(Data entries)
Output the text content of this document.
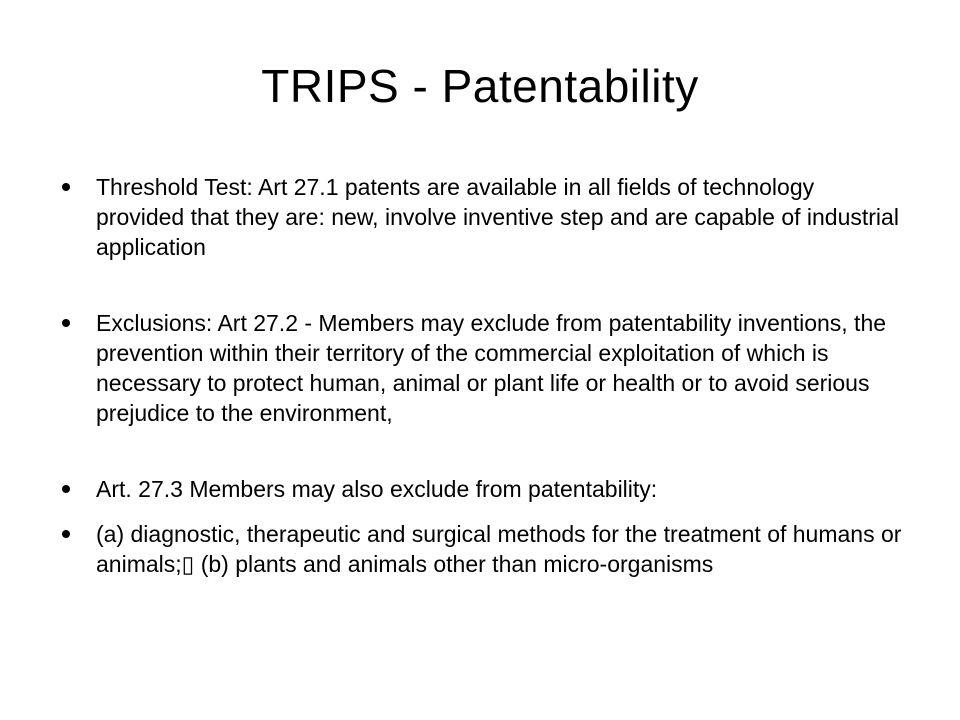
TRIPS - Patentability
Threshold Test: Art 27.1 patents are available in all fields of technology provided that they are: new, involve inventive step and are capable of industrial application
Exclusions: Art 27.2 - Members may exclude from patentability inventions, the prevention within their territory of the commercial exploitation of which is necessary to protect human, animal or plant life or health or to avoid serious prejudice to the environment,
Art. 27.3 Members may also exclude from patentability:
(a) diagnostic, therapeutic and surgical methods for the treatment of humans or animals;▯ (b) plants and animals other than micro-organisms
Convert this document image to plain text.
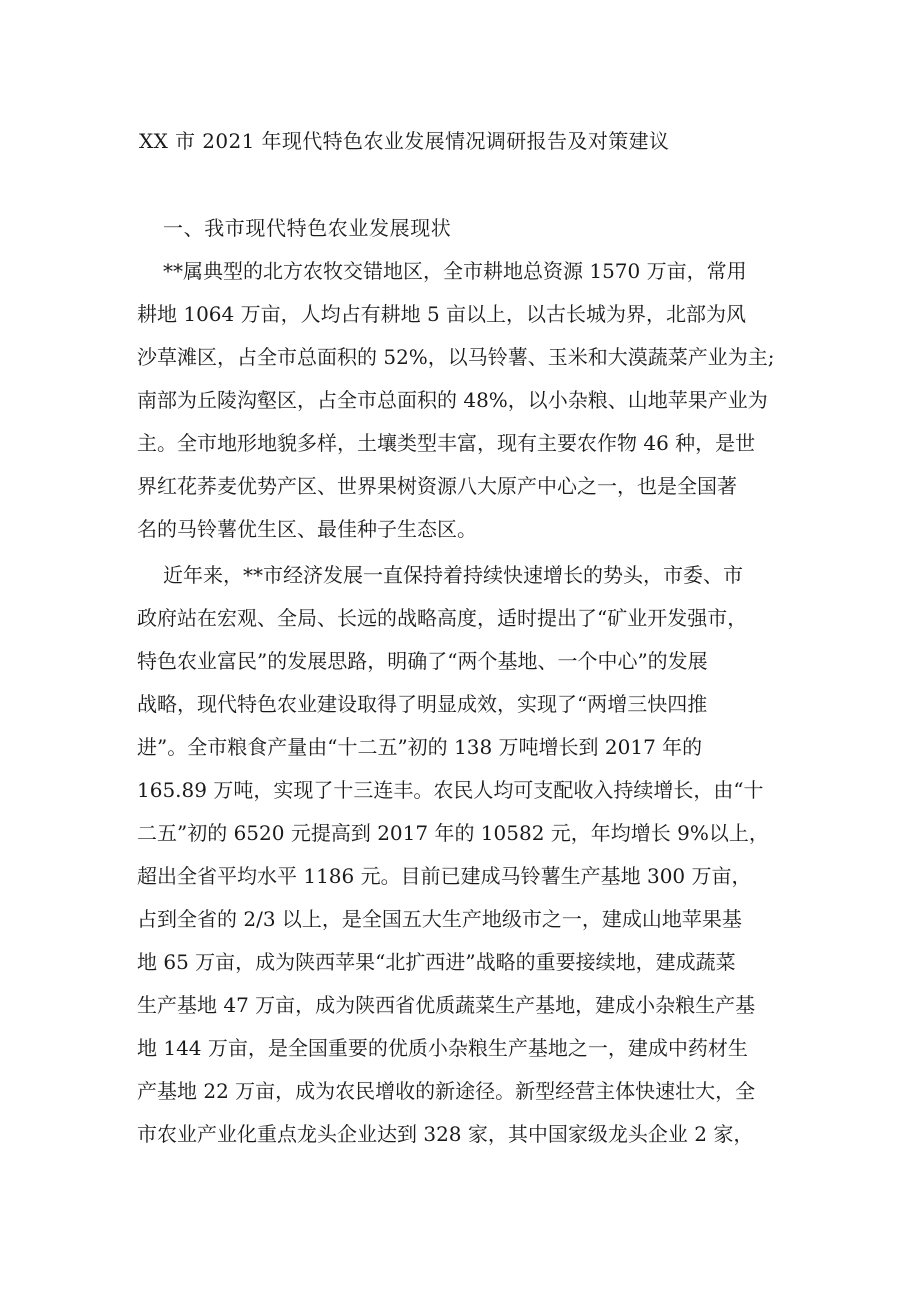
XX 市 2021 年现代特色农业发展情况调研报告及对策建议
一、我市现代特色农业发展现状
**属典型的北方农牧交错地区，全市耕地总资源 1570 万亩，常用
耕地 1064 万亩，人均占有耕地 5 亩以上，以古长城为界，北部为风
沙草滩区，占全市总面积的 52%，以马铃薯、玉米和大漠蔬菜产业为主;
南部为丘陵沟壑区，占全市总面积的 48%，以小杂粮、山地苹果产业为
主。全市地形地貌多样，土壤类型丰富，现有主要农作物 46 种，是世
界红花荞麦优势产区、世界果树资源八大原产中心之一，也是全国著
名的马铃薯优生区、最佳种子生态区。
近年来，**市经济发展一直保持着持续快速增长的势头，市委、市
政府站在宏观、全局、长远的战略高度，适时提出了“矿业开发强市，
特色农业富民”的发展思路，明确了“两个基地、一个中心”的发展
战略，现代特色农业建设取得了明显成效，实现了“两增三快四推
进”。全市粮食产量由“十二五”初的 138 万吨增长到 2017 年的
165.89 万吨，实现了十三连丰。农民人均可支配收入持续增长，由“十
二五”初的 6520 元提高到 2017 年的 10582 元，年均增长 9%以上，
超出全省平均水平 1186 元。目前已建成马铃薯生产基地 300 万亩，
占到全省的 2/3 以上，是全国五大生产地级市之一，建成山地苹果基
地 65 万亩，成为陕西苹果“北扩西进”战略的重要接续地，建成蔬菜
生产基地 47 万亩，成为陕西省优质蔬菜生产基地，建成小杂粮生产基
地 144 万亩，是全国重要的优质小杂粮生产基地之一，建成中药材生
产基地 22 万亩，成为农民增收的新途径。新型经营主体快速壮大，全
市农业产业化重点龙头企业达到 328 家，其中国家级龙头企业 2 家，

==

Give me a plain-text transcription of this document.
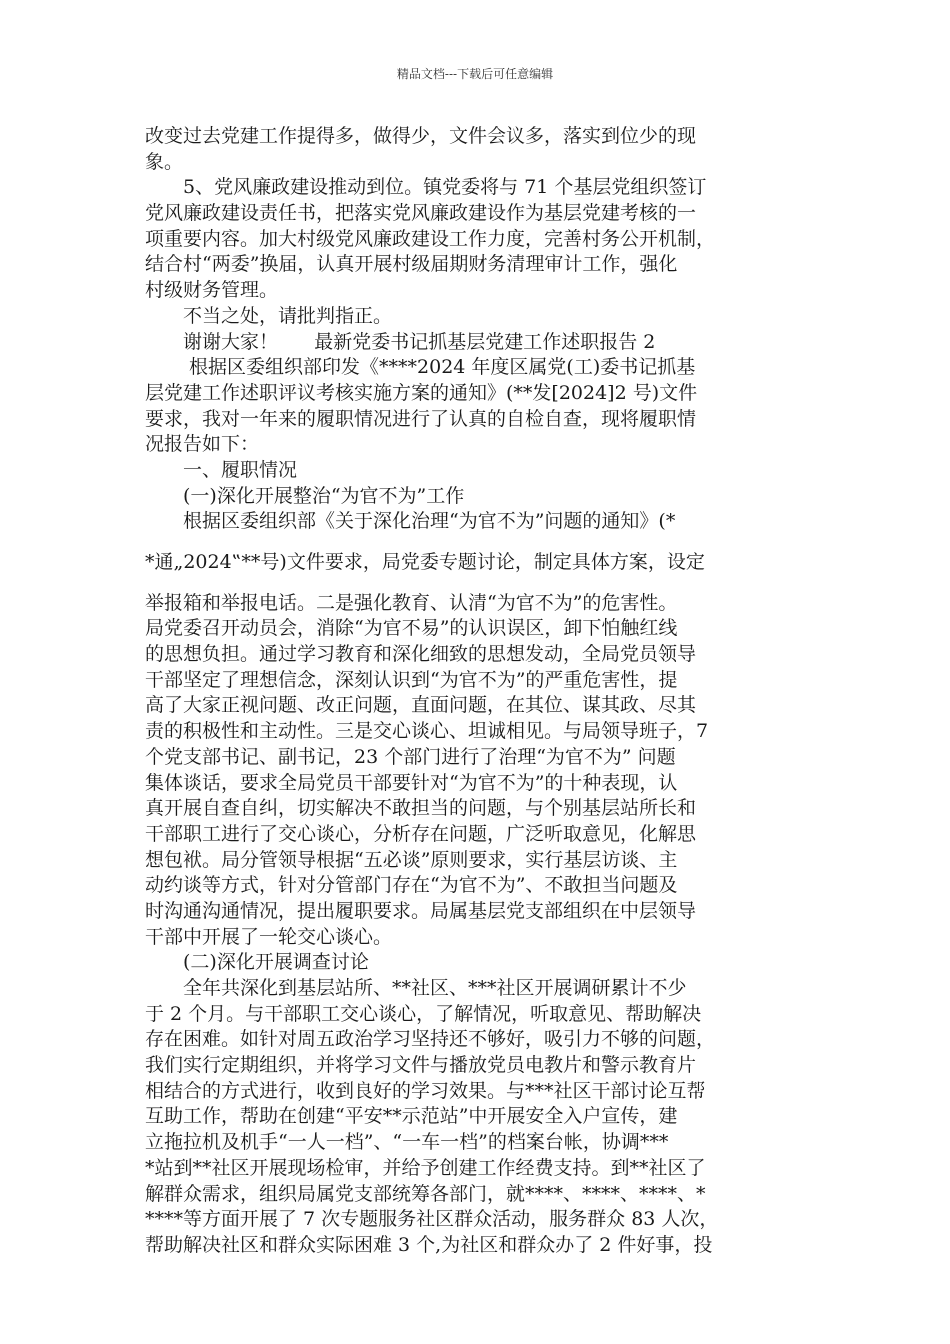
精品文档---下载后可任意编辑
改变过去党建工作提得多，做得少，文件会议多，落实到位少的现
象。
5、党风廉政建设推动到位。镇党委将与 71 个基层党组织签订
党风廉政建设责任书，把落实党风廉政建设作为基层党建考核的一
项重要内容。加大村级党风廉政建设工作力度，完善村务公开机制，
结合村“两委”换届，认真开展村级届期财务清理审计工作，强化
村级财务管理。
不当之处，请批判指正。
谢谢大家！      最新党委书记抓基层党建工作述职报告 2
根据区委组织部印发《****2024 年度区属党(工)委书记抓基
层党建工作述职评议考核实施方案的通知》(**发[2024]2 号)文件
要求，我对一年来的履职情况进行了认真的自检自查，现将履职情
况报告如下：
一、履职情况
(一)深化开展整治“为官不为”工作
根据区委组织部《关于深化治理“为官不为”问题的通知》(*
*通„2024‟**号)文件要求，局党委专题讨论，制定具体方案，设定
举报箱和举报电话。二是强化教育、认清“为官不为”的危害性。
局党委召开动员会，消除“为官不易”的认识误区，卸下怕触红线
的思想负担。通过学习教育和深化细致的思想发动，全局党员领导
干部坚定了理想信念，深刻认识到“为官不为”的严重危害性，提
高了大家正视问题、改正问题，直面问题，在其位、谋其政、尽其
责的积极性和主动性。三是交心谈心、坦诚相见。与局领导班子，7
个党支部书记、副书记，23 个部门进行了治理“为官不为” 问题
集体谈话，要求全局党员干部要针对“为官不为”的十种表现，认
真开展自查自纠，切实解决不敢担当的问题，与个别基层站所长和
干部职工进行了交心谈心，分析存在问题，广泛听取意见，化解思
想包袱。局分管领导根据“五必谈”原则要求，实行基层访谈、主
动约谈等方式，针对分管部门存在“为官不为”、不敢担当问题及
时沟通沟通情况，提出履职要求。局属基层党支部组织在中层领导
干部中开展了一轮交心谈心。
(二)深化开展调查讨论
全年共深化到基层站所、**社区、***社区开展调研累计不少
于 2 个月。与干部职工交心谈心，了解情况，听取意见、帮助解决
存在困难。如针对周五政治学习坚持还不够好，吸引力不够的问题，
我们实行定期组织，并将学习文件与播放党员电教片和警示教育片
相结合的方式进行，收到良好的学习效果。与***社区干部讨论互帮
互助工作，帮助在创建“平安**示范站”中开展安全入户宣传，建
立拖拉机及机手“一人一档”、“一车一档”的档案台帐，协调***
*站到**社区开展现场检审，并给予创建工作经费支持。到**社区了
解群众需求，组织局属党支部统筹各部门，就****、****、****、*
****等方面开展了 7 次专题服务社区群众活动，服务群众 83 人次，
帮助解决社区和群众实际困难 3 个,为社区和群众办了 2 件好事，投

# What you will do:
Find every line that holds "plain" and copy it.

# Response to this task:
Convert this document image to plain text.
Give me a plain-text transcription of this document.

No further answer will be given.